Exercise task
Read the material below. Count the lines containing "complex" and give that count alone.
[BEGIN]
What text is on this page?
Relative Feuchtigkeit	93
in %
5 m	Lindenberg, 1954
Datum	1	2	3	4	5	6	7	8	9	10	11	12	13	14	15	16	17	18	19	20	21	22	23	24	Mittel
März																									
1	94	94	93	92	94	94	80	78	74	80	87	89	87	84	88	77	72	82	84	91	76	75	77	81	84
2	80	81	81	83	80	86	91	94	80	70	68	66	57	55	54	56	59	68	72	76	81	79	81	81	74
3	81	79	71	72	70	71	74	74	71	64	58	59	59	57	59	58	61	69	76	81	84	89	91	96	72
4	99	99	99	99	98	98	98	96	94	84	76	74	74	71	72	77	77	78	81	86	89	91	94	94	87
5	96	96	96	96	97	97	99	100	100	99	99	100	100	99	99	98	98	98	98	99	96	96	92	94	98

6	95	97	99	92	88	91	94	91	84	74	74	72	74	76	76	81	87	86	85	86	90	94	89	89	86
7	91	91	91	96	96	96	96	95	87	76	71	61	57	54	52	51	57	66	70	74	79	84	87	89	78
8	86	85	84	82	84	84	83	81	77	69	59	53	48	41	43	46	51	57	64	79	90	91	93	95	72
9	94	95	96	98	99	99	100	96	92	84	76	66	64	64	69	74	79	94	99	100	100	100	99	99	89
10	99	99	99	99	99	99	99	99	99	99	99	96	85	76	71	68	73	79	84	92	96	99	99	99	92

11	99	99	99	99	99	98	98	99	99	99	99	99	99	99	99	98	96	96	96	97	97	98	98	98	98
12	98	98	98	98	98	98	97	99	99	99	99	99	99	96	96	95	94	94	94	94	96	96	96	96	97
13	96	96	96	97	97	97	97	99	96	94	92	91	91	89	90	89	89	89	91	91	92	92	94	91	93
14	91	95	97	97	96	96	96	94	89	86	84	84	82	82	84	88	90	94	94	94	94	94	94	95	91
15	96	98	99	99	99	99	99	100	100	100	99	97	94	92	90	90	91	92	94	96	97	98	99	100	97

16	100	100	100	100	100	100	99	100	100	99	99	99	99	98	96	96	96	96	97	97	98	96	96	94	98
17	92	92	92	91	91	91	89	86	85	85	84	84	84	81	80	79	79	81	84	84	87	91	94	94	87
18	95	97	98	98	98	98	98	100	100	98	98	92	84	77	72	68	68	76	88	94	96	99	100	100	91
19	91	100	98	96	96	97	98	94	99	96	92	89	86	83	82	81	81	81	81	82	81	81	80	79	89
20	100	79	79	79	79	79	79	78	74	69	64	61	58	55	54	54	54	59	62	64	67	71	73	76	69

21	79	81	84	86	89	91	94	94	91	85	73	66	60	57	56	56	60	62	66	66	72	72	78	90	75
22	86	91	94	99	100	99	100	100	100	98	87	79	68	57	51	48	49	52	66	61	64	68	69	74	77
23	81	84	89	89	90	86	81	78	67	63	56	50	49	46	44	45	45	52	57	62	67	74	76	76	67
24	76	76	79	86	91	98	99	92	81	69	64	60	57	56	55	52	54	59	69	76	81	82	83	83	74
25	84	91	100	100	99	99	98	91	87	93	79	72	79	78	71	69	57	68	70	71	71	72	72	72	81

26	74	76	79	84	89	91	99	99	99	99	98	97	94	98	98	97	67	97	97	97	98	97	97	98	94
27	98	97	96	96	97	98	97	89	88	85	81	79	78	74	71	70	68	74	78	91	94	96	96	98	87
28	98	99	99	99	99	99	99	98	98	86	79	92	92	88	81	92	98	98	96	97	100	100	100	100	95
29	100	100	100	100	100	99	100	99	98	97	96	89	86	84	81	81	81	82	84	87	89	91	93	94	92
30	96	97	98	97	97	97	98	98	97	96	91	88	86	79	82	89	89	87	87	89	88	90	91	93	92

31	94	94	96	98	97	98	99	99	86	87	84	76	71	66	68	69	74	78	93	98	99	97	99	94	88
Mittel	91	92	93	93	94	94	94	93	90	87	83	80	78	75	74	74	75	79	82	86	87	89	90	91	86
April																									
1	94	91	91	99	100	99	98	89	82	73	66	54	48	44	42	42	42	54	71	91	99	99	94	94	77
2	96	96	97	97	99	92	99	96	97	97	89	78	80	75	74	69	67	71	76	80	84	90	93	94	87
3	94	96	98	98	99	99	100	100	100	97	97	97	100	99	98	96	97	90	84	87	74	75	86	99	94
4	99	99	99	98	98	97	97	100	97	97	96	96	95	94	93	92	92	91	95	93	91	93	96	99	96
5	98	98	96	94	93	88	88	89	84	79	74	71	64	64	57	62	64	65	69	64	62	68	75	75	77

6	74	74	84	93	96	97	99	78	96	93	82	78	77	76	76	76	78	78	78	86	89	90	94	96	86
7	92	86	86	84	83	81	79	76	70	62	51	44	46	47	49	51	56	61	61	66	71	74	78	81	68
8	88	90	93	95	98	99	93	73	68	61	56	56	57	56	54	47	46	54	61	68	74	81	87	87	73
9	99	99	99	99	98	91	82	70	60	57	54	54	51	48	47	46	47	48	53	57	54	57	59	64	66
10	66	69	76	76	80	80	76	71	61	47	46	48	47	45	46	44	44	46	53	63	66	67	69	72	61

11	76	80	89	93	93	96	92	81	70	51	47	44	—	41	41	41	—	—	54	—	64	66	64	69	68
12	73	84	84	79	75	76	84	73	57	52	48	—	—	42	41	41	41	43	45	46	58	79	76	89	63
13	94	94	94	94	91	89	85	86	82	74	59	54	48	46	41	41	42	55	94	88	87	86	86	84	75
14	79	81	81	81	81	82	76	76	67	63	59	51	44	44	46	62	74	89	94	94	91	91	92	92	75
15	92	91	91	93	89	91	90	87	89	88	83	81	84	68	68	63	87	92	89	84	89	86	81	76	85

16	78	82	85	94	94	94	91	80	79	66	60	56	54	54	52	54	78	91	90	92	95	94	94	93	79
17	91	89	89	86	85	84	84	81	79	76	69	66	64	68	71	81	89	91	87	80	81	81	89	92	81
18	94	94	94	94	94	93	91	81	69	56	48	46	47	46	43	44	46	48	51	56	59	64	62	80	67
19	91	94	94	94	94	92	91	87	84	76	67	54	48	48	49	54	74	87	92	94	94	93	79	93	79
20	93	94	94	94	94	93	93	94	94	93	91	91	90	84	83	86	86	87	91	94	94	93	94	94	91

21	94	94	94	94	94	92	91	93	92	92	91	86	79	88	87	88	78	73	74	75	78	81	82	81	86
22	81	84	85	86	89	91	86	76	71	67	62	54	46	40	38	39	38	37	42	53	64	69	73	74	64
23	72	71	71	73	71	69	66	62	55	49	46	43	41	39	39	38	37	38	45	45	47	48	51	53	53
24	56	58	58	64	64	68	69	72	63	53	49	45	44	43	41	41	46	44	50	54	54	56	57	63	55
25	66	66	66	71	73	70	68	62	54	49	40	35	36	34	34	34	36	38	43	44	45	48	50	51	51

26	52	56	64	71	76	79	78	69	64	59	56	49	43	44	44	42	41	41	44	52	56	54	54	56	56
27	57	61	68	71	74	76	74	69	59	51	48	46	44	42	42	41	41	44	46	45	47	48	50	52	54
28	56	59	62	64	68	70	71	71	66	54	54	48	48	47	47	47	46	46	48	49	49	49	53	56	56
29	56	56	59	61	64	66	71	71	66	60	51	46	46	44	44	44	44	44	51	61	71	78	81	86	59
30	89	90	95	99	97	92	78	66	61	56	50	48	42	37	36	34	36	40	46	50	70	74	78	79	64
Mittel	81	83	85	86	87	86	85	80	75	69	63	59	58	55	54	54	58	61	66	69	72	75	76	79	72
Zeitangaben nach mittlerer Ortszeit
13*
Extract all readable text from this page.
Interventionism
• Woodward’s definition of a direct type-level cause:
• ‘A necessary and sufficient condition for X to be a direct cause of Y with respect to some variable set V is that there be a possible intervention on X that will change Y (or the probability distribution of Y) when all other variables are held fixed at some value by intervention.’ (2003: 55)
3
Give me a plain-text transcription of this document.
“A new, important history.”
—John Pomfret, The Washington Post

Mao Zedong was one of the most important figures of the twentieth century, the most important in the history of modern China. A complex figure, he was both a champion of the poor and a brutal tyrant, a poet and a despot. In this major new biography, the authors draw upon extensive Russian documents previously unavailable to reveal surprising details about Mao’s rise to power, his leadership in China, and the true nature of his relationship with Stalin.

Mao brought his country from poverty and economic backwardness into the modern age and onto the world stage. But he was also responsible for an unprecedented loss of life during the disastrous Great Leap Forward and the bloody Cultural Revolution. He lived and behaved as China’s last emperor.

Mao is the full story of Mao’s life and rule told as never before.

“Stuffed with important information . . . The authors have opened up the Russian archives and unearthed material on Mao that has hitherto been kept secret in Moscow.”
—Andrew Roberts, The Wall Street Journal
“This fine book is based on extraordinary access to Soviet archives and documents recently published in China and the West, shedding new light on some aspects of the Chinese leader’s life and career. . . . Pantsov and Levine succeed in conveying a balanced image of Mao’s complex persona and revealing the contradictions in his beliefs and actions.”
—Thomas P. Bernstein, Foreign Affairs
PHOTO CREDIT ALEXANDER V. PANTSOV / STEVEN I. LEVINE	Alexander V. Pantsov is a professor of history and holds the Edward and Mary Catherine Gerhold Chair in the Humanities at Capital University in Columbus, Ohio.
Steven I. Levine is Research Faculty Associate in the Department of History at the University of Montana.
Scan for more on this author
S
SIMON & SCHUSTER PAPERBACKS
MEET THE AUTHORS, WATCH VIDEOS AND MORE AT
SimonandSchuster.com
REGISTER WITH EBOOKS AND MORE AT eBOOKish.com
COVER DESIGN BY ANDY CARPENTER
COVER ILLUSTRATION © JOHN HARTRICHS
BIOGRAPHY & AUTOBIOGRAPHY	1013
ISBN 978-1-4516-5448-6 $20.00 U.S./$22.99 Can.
[END]
Output below
2